Tarefas do exercício:
1 - De acordo com o trecho selecionado, de que modo a Etnomatemática compreende a cultura?
2 - Indique se cada afirmação abaixo concorda com o trecho selecionado. Responda sim ou não e cite as palavras do trecho que decidem a questão.
(a) Para a Etnomatemática, as práticas matemáticas são transmitidas como uma bagagem.
(b) Diferentes grupos culturais produzem diferentes saberes matemáticos.
(c) O trecho menciona uma Matemática presente nas brincadeiras infantis.
3 - Transcreva do trecho selecionado a parte que se inicia pelas palavras que contêm "Para a Etnomatemática, a" e se encerra em "(Ibidem, 2012 p.26).".

Trecho selecionado:
Por mais que seja essa Matemática acadêmica usada como referência para identificar/compreender as demais, existem diversas outras, aquela “praticada por categorias profissionais específicas, [...] a Matemática presente nas brincadeiras infantis e a Matemática praticada pelas mulheres e homens para atender às suas necessidades de sobrevivência” (Ibidem 2012 p.23), por exemplo.

Para a Etnomatemática, a cultura passa a ser compreendida não como algo pronto, fixo e homogêneo, mas como uma produção, tensa e instável. As práticas matemáticas são entendidas não como um conjunto de conhecimentos que seria transmitido como uma “bagagem”, mas que estão constantemente reatualizando-se e adquirindo novos significados, ou seja, são produtos e produtores da cultura (Ibidem, 2012 p.26).

Para essa perspectiva de estudo, diferentes grupos culturais produzem diferentes saberes matemáticos, ou seja, cada um desses grupos produz a sua Matemática, aquela que necessita para realizar as tarefas cotidianas, a fim de utilizá- la para a sua sobrevivência.

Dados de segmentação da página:
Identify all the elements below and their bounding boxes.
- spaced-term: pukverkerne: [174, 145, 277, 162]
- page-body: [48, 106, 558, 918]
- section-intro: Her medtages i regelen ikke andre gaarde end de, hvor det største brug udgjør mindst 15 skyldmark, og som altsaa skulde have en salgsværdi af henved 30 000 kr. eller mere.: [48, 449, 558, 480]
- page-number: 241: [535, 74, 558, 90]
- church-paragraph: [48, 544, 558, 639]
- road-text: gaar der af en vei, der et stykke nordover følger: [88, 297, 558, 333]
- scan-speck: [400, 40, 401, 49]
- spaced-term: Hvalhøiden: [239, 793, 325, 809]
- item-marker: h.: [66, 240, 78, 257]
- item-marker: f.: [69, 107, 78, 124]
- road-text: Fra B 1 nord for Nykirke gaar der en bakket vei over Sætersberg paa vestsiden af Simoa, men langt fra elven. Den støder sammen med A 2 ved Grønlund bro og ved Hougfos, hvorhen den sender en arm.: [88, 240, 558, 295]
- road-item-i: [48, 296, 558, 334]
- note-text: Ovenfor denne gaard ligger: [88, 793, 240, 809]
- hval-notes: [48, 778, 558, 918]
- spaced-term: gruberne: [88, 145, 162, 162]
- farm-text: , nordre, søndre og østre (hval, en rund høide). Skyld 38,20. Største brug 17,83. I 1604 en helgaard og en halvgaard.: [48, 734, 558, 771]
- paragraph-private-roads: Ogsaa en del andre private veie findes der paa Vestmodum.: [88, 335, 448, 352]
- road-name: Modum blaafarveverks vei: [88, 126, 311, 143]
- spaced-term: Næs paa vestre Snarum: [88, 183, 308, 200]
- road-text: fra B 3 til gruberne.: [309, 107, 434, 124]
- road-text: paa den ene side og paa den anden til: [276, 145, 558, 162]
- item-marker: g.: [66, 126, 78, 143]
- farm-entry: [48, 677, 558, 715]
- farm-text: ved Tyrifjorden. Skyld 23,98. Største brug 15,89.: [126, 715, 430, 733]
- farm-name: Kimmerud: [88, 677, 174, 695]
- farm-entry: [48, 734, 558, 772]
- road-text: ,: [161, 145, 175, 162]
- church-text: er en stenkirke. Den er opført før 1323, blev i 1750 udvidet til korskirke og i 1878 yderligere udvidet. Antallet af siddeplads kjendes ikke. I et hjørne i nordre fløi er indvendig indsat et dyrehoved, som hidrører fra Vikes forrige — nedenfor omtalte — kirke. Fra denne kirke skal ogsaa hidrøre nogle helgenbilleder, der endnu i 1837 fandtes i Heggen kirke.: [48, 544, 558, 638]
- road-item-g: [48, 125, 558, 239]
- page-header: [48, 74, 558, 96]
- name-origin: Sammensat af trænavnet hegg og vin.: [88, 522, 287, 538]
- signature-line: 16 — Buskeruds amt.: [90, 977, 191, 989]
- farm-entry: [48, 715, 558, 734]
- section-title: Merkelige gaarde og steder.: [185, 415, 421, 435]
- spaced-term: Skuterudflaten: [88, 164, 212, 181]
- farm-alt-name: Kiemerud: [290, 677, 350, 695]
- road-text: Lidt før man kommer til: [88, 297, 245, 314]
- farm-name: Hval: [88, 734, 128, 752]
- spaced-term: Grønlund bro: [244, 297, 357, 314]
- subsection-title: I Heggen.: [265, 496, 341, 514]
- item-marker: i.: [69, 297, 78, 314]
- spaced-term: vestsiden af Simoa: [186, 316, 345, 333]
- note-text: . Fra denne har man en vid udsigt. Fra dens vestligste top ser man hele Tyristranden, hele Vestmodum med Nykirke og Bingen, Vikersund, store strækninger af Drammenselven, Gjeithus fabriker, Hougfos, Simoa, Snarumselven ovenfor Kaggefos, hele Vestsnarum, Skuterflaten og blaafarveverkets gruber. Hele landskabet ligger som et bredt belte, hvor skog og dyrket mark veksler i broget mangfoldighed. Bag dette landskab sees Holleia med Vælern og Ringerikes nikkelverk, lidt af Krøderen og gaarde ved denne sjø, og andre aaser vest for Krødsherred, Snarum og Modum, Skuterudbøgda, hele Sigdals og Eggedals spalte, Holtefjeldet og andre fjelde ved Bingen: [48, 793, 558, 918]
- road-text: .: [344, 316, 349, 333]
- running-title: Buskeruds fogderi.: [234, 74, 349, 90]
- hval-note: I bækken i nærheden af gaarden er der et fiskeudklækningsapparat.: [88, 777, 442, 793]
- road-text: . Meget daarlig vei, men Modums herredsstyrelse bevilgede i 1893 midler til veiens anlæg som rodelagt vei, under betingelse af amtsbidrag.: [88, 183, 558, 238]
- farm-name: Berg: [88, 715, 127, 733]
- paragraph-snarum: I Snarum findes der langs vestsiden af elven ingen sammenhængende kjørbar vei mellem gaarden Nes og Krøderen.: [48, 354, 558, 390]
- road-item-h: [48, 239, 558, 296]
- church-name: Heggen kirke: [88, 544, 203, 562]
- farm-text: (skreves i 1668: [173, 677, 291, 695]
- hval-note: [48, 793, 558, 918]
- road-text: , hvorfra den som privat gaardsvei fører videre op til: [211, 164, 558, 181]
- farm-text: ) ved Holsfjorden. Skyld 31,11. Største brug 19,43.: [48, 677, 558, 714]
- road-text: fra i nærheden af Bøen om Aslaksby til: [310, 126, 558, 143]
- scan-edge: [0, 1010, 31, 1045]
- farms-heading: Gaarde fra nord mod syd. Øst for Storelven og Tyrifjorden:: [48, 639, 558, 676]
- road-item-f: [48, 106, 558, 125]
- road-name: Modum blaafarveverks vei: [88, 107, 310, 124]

Respostas escritas:
1 - Não como algo pronto, fixo e homogêneo, mas como uma produção, tensa e instável.

2 -
(a) Não: "não como um conjunto de conhecimentos que seria transmitido como uma “bagagem”"
(b) Sim: "diferentes grupos culturais produzem diferentes saberes matemáticos"
(c) Sim: "a Matemática presente nas brincadeiras infantis"

3 -
Para a Etnomatemática, a cultura passa a ser compreendida não como algo pronto, fixo e homogêneo, mas como uma produção, tensa e instável. As práticas matemáticas são entendidas não como um conjunto de conhecimentos que seria transmitido como uma “bagagem”, mas que estão constantemente reatualizando-se e adquirindo novos significados, ou seja, são produtos e produtores da cultura (Ibidem, 2012 p.26).